Look through the material and copy each line holding "four".

— Begin Records for the exercise —

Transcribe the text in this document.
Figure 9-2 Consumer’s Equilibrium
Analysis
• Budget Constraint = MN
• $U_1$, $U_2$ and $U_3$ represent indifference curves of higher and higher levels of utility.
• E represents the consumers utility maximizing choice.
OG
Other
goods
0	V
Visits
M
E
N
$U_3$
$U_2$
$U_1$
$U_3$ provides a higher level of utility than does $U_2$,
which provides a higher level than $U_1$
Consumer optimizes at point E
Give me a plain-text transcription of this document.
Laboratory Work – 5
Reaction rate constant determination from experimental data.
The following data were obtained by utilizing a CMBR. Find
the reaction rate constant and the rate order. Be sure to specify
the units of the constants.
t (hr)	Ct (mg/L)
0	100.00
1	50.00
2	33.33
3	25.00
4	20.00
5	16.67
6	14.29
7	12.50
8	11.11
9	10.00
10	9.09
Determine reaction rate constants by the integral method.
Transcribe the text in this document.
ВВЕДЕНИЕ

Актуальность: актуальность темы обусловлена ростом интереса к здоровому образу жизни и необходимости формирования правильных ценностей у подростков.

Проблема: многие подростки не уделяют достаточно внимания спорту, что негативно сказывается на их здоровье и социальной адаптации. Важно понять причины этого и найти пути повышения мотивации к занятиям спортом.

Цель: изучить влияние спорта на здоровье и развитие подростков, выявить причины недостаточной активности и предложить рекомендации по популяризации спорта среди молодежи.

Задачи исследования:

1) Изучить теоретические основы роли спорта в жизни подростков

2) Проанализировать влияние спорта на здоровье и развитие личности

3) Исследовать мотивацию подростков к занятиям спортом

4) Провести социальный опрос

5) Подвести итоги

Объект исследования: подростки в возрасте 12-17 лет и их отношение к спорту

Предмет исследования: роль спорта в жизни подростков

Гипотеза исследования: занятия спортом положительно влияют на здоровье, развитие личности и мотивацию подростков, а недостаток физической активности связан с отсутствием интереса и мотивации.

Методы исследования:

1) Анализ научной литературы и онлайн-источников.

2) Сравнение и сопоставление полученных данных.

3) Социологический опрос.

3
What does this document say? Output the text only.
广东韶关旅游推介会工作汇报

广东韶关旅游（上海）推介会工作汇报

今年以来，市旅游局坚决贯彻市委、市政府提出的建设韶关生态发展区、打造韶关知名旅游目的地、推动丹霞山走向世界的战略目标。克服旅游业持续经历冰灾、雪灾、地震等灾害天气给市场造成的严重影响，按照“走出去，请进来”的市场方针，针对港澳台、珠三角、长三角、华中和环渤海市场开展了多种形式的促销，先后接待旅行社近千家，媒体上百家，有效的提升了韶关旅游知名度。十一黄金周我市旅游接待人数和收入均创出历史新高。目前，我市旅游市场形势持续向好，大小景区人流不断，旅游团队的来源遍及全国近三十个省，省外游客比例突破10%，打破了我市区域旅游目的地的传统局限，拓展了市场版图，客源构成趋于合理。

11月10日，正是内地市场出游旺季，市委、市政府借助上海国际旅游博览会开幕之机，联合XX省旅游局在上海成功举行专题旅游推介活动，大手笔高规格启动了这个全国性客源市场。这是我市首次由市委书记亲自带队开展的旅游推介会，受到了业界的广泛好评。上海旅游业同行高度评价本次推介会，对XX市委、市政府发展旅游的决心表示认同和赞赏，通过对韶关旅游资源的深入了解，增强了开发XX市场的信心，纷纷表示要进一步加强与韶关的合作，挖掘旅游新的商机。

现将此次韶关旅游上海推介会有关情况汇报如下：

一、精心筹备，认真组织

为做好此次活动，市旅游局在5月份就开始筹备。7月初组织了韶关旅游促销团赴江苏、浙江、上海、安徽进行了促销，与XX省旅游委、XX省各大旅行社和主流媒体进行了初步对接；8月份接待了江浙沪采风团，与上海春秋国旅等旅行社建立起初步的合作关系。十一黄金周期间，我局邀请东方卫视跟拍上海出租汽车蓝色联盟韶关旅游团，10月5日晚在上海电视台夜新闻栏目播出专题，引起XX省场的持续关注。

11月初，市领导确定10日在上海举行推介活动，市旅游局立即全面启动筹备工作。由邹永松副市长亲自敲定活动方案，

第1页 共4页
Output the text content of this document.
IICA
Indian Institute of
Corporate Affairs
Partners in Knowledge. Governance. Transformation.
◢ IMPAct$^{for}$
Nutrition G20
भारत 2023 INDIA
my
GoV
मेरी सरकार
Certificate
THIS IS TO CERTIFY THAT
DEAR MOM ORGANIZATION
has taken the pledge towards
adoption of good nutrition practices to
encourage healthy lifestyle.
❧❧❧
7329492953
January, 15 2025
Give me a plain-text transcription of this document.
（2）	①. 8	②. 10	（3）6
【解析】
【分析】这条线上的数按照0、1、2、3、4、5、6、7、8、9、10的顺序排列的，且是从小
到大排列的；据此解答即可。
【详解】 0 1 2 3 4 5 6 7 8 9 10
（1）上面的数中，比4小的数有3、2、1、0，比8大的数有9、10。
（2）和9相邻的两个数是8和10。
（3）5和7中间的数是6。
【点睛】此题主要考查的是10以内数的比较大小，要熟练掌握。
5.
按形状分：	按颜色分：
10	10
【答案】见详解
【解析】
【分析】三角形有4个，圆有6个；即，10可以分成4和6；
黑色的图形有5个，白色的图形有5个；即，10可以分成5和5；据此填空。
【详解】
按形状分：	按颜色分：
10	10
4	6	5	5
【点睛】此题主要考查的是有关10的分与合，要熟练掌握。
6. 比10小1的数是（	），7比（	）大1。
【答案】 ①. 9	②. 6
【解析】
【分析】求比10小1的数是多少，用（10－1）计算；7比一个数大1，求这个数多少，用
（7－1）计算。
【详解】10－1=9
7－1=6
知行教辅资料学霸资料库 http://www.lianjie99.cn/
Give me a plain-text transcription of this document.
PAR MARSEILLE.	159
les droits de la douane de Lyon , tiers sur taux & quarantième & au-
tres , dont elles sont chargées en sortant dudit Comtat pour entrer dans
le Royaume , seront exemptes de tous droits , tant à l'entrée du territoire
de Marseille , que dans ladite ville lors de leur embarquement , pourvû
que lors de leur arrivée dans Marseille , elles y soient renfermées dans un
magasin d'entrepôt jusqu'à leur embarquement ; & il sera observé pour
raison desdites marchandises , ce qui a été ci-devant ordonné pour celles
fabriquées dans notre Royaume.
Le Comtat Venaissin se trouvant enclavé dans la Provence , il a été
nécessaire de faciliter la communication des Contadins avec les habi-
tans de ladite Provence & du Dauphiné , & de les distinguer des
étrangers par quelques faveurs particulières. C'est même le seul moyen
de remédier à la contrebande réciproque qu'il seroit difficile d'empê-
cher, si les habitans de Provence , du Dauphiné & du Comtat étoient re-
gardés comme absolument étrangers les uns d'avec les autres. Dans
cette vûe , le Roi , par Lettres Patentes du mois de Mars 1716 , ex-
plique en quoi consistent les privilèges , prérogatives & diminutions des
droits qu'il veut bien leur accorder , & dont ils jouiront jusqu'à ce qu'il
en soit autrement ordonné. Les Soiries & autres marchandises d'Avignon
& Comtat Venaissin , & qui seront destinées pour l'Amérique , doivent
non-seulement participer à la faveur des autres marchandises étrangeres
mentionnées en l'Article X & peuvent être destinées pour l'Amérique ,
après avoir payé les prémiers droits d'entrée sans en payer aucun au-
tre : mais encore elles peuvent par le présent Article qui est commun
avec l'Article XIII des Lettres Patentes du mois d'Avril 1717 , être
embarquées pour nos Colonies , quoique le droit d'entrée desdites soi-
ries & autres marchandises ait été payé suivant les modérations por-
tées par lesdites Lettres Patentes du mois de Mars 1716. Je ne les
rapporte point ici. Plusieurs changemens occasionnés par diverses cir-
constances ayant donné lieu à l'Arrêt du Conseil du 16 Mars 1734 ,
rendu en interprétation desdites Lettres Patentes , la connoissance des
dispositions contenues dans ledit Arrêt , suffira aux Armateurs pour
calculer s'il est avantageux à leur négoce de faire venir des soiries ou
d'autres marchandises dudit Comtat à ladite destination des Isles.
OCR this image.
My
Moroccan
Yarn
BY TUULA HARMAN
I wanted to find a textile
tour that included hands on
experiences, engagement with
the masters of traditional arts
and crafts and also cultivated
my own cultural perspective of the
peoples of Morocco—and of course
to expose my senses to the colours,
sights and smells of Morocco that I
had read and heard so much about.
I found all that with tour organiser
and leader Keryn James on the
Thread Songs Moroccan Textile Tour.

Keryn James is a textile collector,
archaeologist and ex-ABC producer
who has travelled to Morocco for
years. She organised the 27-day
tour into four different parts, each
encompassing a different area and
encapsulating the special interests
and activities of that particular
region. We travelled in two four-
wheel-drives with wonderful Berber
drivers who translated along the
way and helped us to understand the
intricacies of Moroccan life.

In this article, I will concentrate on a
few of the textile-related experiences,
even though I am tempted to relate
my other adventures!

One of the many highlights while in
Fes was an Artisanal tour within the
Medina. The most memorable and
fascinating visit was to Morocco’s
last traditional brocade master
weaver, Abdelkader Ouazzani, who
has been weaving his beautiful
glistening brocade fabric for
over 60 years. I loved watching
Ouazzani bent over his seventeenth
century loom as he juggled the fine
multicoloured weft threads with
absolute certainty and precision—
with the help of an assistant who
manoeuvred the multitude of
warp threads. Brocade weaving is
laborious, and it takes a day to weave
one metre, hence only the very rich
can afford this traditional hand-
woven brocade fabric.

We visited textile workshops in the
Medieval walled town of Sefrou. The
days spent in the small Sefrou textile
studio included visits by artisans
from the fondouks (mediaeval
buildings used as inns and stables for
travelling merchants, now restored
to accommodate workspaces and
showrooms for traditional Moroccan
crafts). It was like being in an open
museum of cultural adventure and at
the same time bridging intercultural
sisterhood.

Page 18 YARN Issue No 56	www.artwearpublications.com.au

— End Records for the exercise —

■ **Output below**
tour into four different parts, each
region. We travelled in two four-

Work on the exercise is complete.